Stated exercise
Copy out all the lines where "Model" shows up.
════════════════
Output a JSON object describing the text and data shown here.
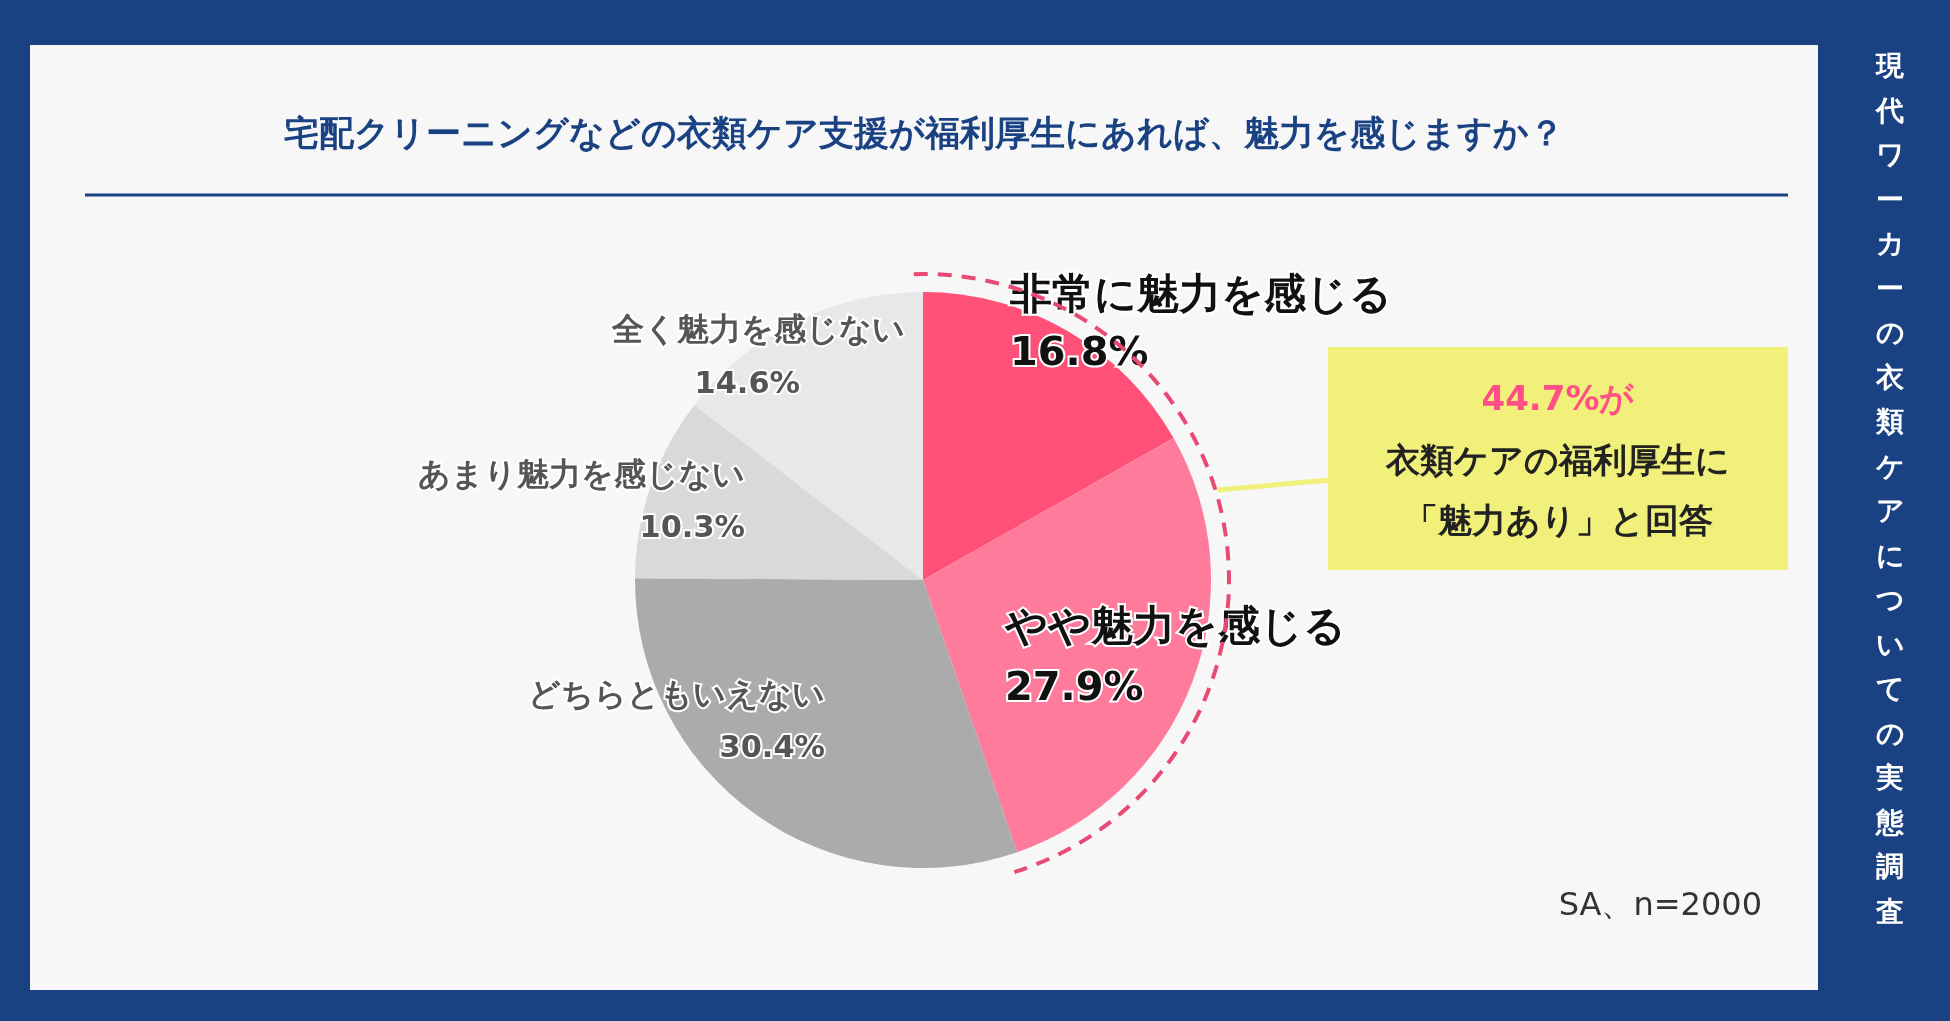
{
  "chart_data": {
    "type": "pie",
    "title": "宅配クリーニングなどの衣類ケア支援が福利厚生にあれば、魅力を感じますか？",
    "subtitle": "現代ワーカーの衣類ケアについての実態調査",
    "categories": [
      "非常に魅力を感じる",
      "やや魅力を感じる",
      "どちらともいえない",
      "あまり魅力を感じない",
      "全く魅力を感じない"
    ],
    "values": [
      16.8,
      27.9,
      30.4,
      10.3,
      14.6
    ],
    "colors": [
      "#ff5078",
      "#ff7b9b",
      "#ababab",
      "#d8d9db",
      "#e8e8e8"
    ],
    "value_labels": [
      "16.8%",
      "27.9%",
      "30.4%",
      "10.3%",
      "14.6%"
    ],
    "annotations": [
      "44.7%が",
      "衣類ケアの福利厚生に",
      "「魅力あり」と回答",
      "SA、n=2000"
    ]
  }
}
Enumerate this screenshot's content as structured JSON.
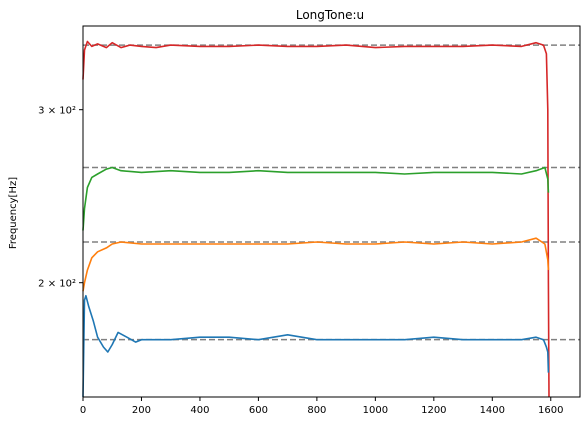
{
  "chart_data": {
    "type": "line",
    "title": "LongTone:u",
    "xlabel": "",
    "ylabel": "Frequency[Hz]",
    "xlim": [
      0,
      1700
    ],
    "ylim": [
      153,
      365
    ],
    "yscale": "log",
    "grid": false,
    "x_ticks": [
      0,
      200,
      400,
      600,
      800,
      1000,
      1200,
      1400,
      1600
    ],
    "y_ticks": [
      {
        "value": 300,
        "label": "3 × 10²"
      },
      {
        "value": 200,
        "label": "2 × 10²"
      }
    ],
    "reference_lines": [
      {
        "value": 349,
        "style": "dashed",
        "color": "#808080"
      },
      {
        "value": 262,
        "style": "dashed",
        "color": "#808080"
      },
      {
        "value": 220,
        "style": "dashed",
        "color": "#808080"
      },
      {
        "value": 175,
        "style": "dashed",
        "color": "#808080"
      }
    ],
    "series": [
      {
        "color": "#d62728",
        "x": [
          0,
          5,
          15,
          30,
          50,
          80,
          100,
          130,
          160,
          200,
          250,
          300,
          400,
          500,
          600,
          700,
          800,
          900,
          1000,
          1100,
          1200,
          1300,
          1400,
          1500,
          1550,
          1575,
          1585,
          1590,
          1592,
          1594
        ],
        "y": [
          322,
          345,
          352,
          348,
          350,
          347,
          351,
          347,
          349,
          348,
          347,
          349,
          348,
          348,
          349,
          348,
          348,
          349,
          347,
          348,
          348,
          348,
          349,
          348,
          351,
          349,
          342,
          300,
          200,
          153
        ]
      },
      {
        "color": "#2ca02c",
        "x": [
          0,
          5,
          15,
          30,
          50,
          80,
          100,
          130,
          200,
          300,
          400,
          500,
          600,
          700,
          800,
          900,
          1000,
          1100,
          1200,
          1300,
          1400,
          1500,
          1550,
          1580,
          1590,
          1592
        ],
        "y": [
          226,
          238,
          250,
          256,
          258,
          261,
          262,
          260,
          259,
          260,
          259,
          259,
          260,
          259,
          259,
          259,
          259,
          258,
          259,
          259,
          259,
          258,
          260,
          262,
          255,
          247
        ]
      },
      {
        "color": "#ff7f0e",
        "x": [
          0,
          5,
          15,
          30,
          50,
          80,
          100,
          130,
          200,
          300,
          400,
          500,
          600,
          700,
          800,
          900,
          1000,
          1100,
          1200,
          1300,
          1400,
          1500,
          1550,
          1580,
          1590,
          1592
        ],
        "y": [
          196,
          200,
          206,
          212,
          215,
          217,
          219,
          220,
          219,
          219,
          219,
          219,
          219,
          219,
          220,
          219,
          219,
          220,
          219,
          220,
          219,
          220,
          222,
          219,
          211,
          206
        ]
      },
      {
        "color": "#1f77b4",
        "x": [
          0,
          5,
          10,
          20,
          35,
          50,
          70,
          85,
          100,
          120,
          150,
          180,
          200,
          300,
          400,
          500,
          600,
          700,
          800,
          900,
          1000,
          1100,
          1200,
          1300,
          1400,
          1500,
          1550,
          1575,
          1585,
          1590,
          1592
        ],
        "y": [
          153,
          192,
          194,
          189,
          183,
          176,
          172,
          170,
          173,
          178,
          176,
          174,
          175,
          175,
          176,
          176,
          175,
          177,
          175,
          175,
          175,
          175,
          176,
          175,
          175,
          175,
          176,
          175,
          172,
          170,
          162
        ]
      }
    ]
  }
}
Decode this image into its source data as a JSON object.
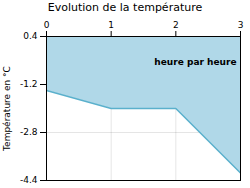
{
  "chart_data": {
    "type": "area",
    "title": "Evolution de la température",
    "ylabel": "Température en °C",
    "annotation": "heure par heure",
    "x": [
      0,
      1,
      2,
      3
    ],
    "values": [
      -1.4,
      -2.0,
      -2.0,
      -4.15
    ],
    "xlim": [
      0,
      3
    ],
    "ylim": [
      -4.4,
      0.4
    ],
    "xticks": [
      0,
      1,
      2,
      3
    ],
    "yticks": [
      0.4,
      -1.2,
      -2.8,
      -4.4
    ],
    "colors": [
      "#5ab0cc",
      "#b0d8e8"
    ],
    "grid": true
  }
}
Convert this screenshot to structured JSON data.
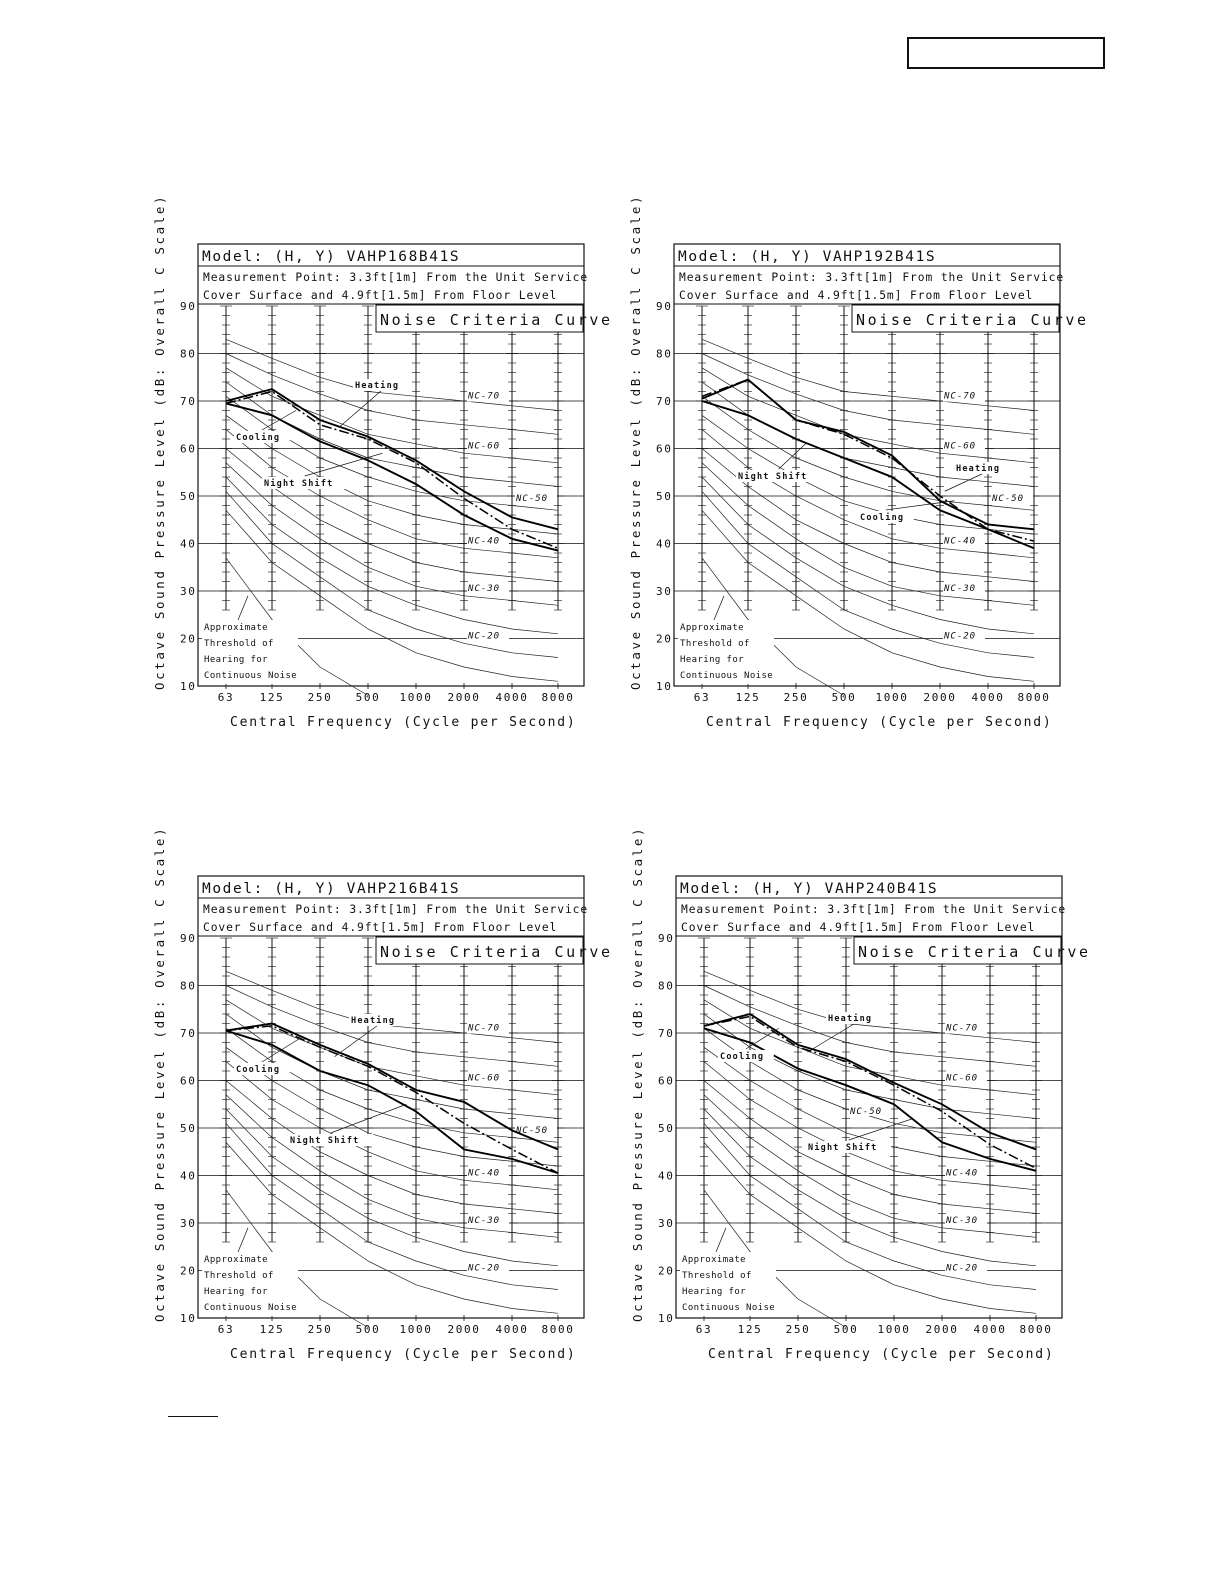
{
  "page": {
    "header_box_text": ""
  },
  "chart_data": [
    {
      "type": "line",
      "model": "Model: (H, Y) VAHP168B41S",
      "measurement_line1": "Measurement Point: 3.3ft[1m] From the Unit Service",
      "measurement_line2": "Cover Surface and 4.9ft[1.5m] From Floor Level",
      "curve_title": "Noise Criteria Curve",
      "ylabel": "Octave Sound Pressure Level (dB: Overall C Scale)",
      "xlabel": "Central Frequency (Cycle per Second)",
      "categories": [
        "63",
        "125",
        "250",
        "500",
        "1000",
        "2000",
        "4000",
        "8000"
      ],
      "y_ticks": [
        "10",
        "20",
        "30",
        "40",
        "50",
        "60",
        "70",
        "80",
        "90"
      ],
      "ylim": [
        10,
        90
      ],
      "series": [
        {
          "name": "Heating",
          "style": "solid",
          "values": [
            70.0,
            72.5,
            66.0,
            62.5,
            57.5,
            51.0,
            45.5,
            43.0
          ]
        },
        {
          "name": "Cooling",
          "style": "dashdot",
          "values": [
            69.5,
            72.0,
            65.0,
            62.0,
            57.0,
            49.5,
            43.0,
            39.0
          ]
        },
        {
          "name": "Night Shift",
          "style": "solid",
          "values": [
            69.5,
            67.0,
            61.5,
            57.5,
            52.5,
            46.0,
            41.0,
            38.5
          ]
        }
      ],
      "annotations": [
        "Heating",
        "Cooling",
        "Night Shift"
      ],
      "nc_labels": [
        "NC-70",
        "NC-60",
        "NC-50",
        "NC-40",
        "NC-30",
        "NC-20"
      ],
      "threshold_text": [
        "Approximate",
        "Threshold of",
        "Hearing for",
        "Continuous Noise"
      ]
    },
    {
      "type": "line",
      "model": "Model: (H, Y) VAHP192B41S",
      "measurement_line1": "Measurement Point: 3.3ft[1m] From the Unit Service",
      "measurement_line2": "Cover Surface and 4.9ft[1.5m] From Floor Level",
      "curve_title": "Noise Criteria Curve",
      "ylabel": "Octave Sound Pressure Level (dB: Overall C Scale)",
      "xlabel": "Central Frequency (Cycle per Second)",
      "categories": [
        "63",
        "125",
        "250",
        "500",
        "1000",
        "2000",
        "4000",
        "8000"
      ],
      "y_ticks": [
        "10",
        "20",
        "30",
        "40",
        "50",
        "60",
        "70",
        "80",
        "90"
      ],
      "ylim": [
        10,
        90
      ],
      "series": [
        {
          "name": "Heating",
          "style": "solid",
          "values": [
            70.5,
            74.5,
            66.0,
            63.5,
            58.5,
            49.0,
            44.0,
            43.0
          ]
        },
        {
          "name": "Cooling",
          "style": "dashdot",
          "values": [
            71.0,
            74.5,
            66.0,
            63.0,
            58.0,
            50.0,
            43.0,
            40.5
          ]
        },
        {
          "name": "Night Shift",
          "style": "solid",
          "values": [
            70.0,
            67.0,
            62.0,
            58.0,
            54.0,
            47.0,
            43.0,
            39.0
          ]
        }
      ],
      "annotations": [
        "Night Shift",
        "Heating",
        "Cooling"
      ],
      "nc_labels": [
        "NC-70",
        "NC-60",
        "NC-50",
        "NC-40",
        "NC-30",
        "NC-20"
      ],
      "threshold_text": [
        "Approximate",
        "Threshold of",
        "Hearing for",
        "Continuous Noise"
      ]
    },
    {
      "type": "line",
      "model": "Model: (H, Y) VAHP216B41S",
      "measurement_line1": "Measurement Point: 3.3ft[1m] From the Unit Service",
      "measurement_line2": "Cover Surface and 4.9ft[1.5m] From Floor Level",
      "curve_title": "Noise Criteria Curve",
      "ylabel": "Octave Sound Pressure Level (dB: Overall C Scale)",
      "xlabel": "Central Frequency (Cycle per Second)",
      "categories": [
        "63",
        "125",
        "250",
        "500",
        "1000",
        "2000",
        "4000",
        "8000"
      ],
      "y_ticks": [
        "10",
        "20",
        "30",
        "40",
        "50",
        "60",
        "70",
        "80",
        "90"
      ],
      "ylim": [
        10,
        90
      ],
      "series": [
        {
          "name": "Heating",
          "style": "solid",
          "values": [
            70.5,
            72.0,
            67.5,
            63.5,
            58.0,
            55.5,
            49.5,
            45.5
          ]
        },
        {
          "name": "Cooling",
          "style": "dashdot",
          "values": [
            70.5,
            71.5,
            67.0,
            63.0,
            57.5,
            51.0,
            45.5,
            40.5
          ]
        },
        {
          "name": "Night Shift",
          "style": "solid",
          "values": [
            70.5,
            67.5,
            62.0,
            59.0,
            53.5,
            45.5,
            43.5,
            40.5
          ]
        }
      ],
      "annotations": [
        "Heating",
        "Cooling",
        "Night Shift"
      ],
      "nc_labels": [
        "NC-70",
        "NC-60",
        "NC-50",
        "NC-40",
        "NC-30",
        "NC-20"
      ],
      "threshold_text": [
        "Approximate",
        "Threshold of",
        "Hearing for",
        "Continuous Noise"
      ]
    },
    {
      "type": "line",
      "model": "Model: (H, Y) VAHP240B41S",
      "measurement_line1": "Measurement Point: 3.3ft[1m] From the Unit Service",
      "measurement_line2": "Cover Surface and 4.9ft[1.5m] From Floor Level",
      "curve_title": "Noise Criteria Curve",
      "ylabel": "Octave Sound Pressure Level (dB: Overall C Scale)",
      "xlabel": "Central Frequency (Cycle per Second)",
      "categories": [
        "63",
        "125",
        "250",
        "500",
        "1000",
        "2000",
        "4000",
        "8000"
      ],
      "y_ticks": [
        "10",
        "20",
        "30",
        "40",
        "50",
        "60",
        "70",
        "80",
        "90"
      ],
      "ylim": [
        10,
        90
      ],
      "series": [
        {
          "name": "Heating",
          "style": "solid",
          "values": [
            71.5,
            74.0,
            67.5,
            64.5,
            59.5,
            55.0,
            49.0,
            45.5
          ]
        },
        {
          "name": "Cooling",
          "style": "dashdot",
          "values": [
            71.5,
            73.5,
            67.0,
            64.0,
            59.0,
            53.5,
            46.5,
            41.5
          ]
        },
        {
          "name": "Night Shift",
          "style": "solid",
          "values": [
            71.0,
            68.0,
            62.5,
            59.0,
            55.0,
            47.0,
            43.5,
            41.0
          ]
        }
      ],
      "annotations": [
        "Heating",
        "Cooling",
        "NC-50",
        "Night Shift"
      ],
      "nc_labels": [
        "NC-70",
        "NC-60",
        "NC-40",
        "NC-30",
        "NC-20"
      ],
      "threshold_text": [
        "Approximate",
        "Threshold of",
        "Hearing for",
        "Continuous Noise"
      ]
    }
  ]
}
════════════════
Exercise response
      "model": "Model: (H, Y) VAHP168B41S",
      "model": "Model: (H, Y) VAHP192B41S",
      "model": "Model: (H, Y) VAHP216B41S",
      "model": "Model: (H, Y) VAHP240B41S",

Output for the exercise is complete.